### Problem to solve
Identify, in the records below, every line where the string "region" appears, and copy each such line.

A run of records:
<<<<
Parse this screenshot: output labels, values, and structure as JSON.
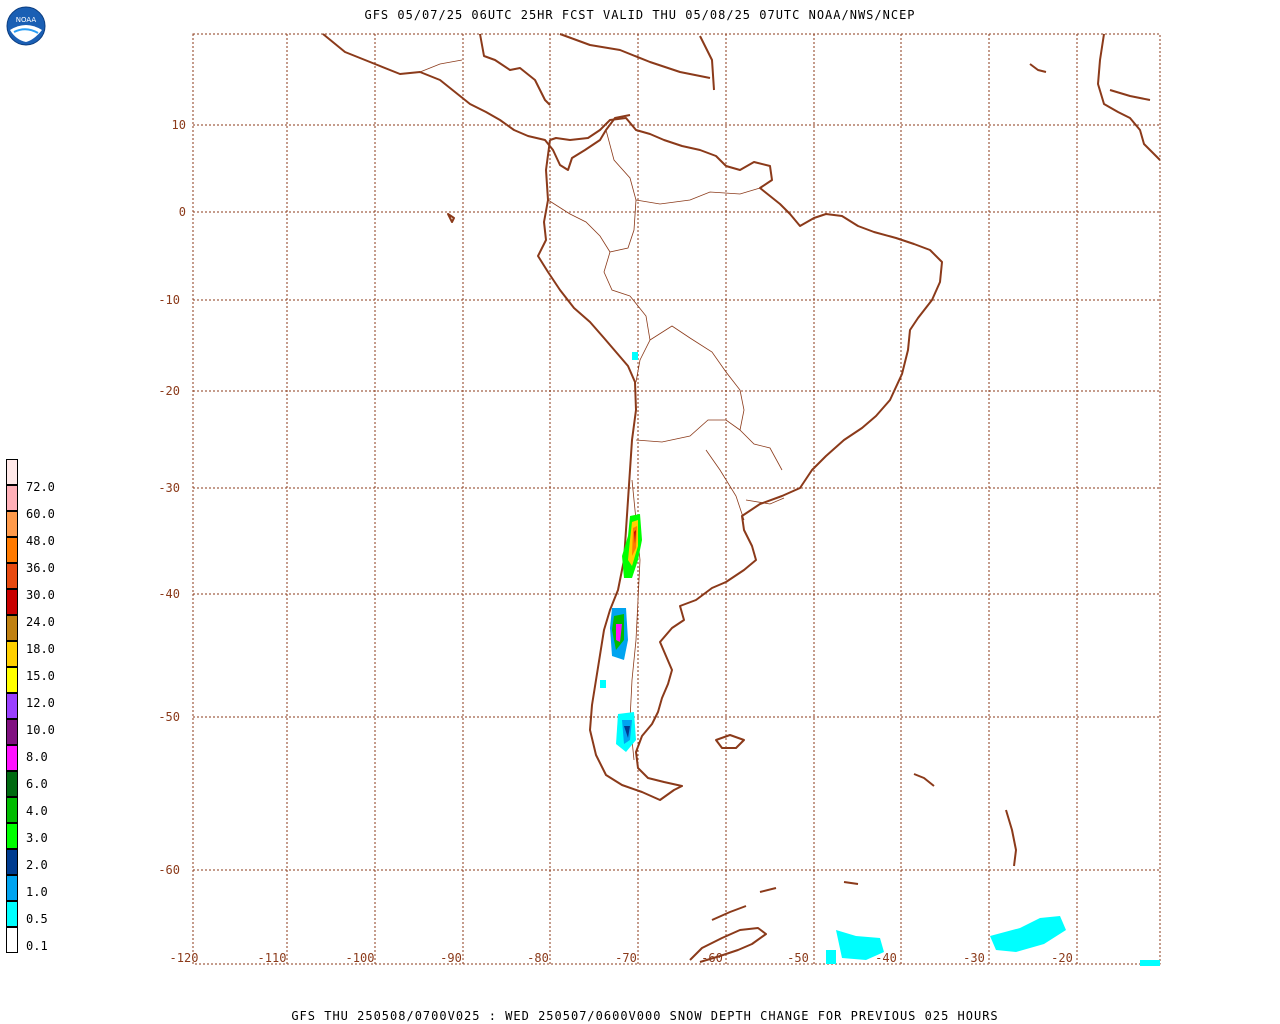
{
  "header": {
    "title": "GFS 05/07/25 06UTC 25HR FCST VALID THU 05/08/25 07UTC NOAA/NWS/NCEP",
    "logo_text": "NOAA",
    "logo_icon": "noaa-logo-icon"
  },
  "footer": {
    "caption": "GFS THU 250508/0700V025 : WED 250507/0600V000 SNOW DEPTH CHANGE FOR PREVIOUS 025 HOURS"
  },
  "map": {
    "projection": "mercator",
    "lon_range": [
      -120,
      -10
    ],
    "lat_range": [
      -64,
      20
    ],
    "coastline_color": "#8b3a1a",
    "grid_color": "#8b3a1a",
    "lat_ticks": [
      "10",
      "0",
      "-10",
      "-20",
      "-30",
      "-40",
      "-50",
      "-60"
    ],
    "lon_ticks": [
      "-120",
      "-110",
      "-100",
      "-90",
      "-80",
      "-70",
      "-60",
      "-50",
      "-40",
      "-30",
      "-20"
    ]
  },
  "legend": {
    "labels": [
      "72.0",
      "60.0",
      "48.0",
      "36.0",
      "30.0",
      "24.0",
      "18.0",
      "15.0",
      "12.0",
      "10.0",
      "8.0",
      "6.0",
      "4.0",
      "3.0",
      "2.0",
      "1.0",
      "0.5",
      "0.1"
    ],
    "colors": [
      "#ffe8e8",
      "#ffb0b8",
      "#ff9a4a",
      "#ff7a00",
      "#e84a10",
      "#c80000",
      "#c08010",
      "#ffd000",
      "#ffff00",
      "#9a40ff",
      "#801080",
      "#ff10ff",
      "#006a10",
      "#00bc00",
      "#00ff00",
      "#003c90",
      "#00a4f0",
      "#00ffff",
      "#ffffff"
    ]
  },
  "snow_areas": [
    {
      "region": "central-andes",
      "lon": -70.2,
      "lat": -35.5,
      "level_max": "48.0"
    },
    {
      "region": "northern-patagonia-andes",
      "lon": -71.5,
      "lat": -43.5,
      "level_max": "6.0"
    },
    {
      "region": "southern-patagonia",
      "lon": -71.8,
      "lat": -51.8,
      "level_max": "1.0"
    },
    {
      "region": "antarctic-peninsula-sea",
      "lon": -40,
      "lat": -63.5,
      "level_max": "0.1"
    }
  ]
}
>>>>
### Finished exercise
      "region": "central-andes",
      "region": "northern-patagonia-andes",
      "region": "southern-patagonia",
      "region": "antarctic-peninsula-sea",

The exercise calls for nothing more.